== Exercise data ==
-----
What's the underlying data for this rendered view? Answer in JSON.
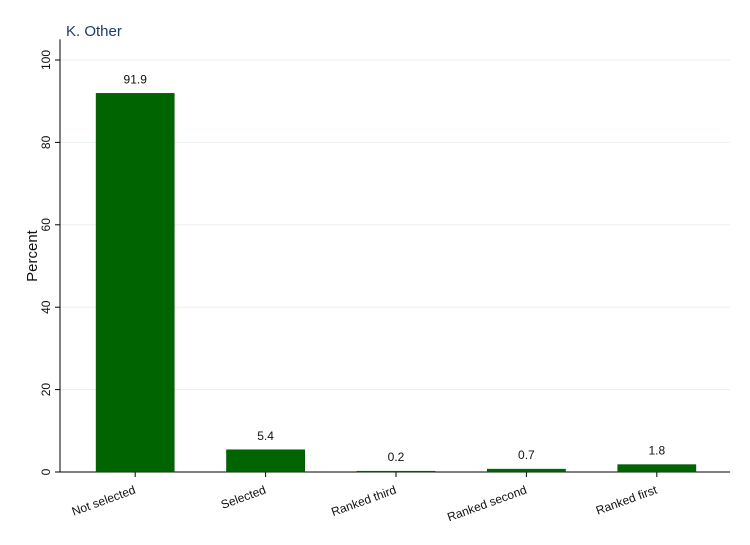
{
  "chart_data": {
    "type": "bar",
    "title": "K. Other",
    "y_label": "Percent",
    "categories": [
      "Not selected",
      "Selected",
      "Ranked third",
      "Ranked second",
      "Ranked first"
    ],
    "values": [
      91.9,
      5.4,
      0.2,
      0.7,
      1.8
    ],
    "color": "#006400",
    "ylim": [
      0,
      105
    ],
    "yticks": [
      0,
      20,
      40,
      60,
      80,
      100
    ],
    "grid": true
  }
}
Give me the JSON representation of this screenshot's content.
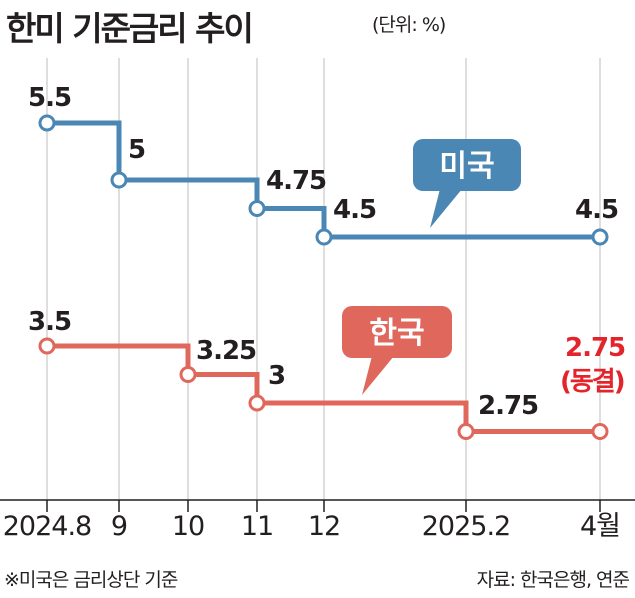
-----
== Task instructions ==
Set down the material exactly, every line of it, except for the pictures.

== Result for this exercise ==
What's the underlying data for this rendered view? Answer in JSON.
{
  "chart_data": {
    "type": "bar",
    "title": "K. Other",
    "y_label": "Percent",
    "categories": [
      "Not selected",
      "Selected",
      "Ranked third",
      "Ranked second",
      "Ranked first"
    ],
    "values": [
      91.9,
      5.4,
      0.2,
      0.7,
      1.8
    ],
    "color": "#006400",
    "ylim": [
      0,
      105
    ],
    "yticks": [
      0,
      20,
      40,
      60,
      80,
      100
    ],
    "grid": true
  }
}
Give me the JSON representation of this screenshot's content.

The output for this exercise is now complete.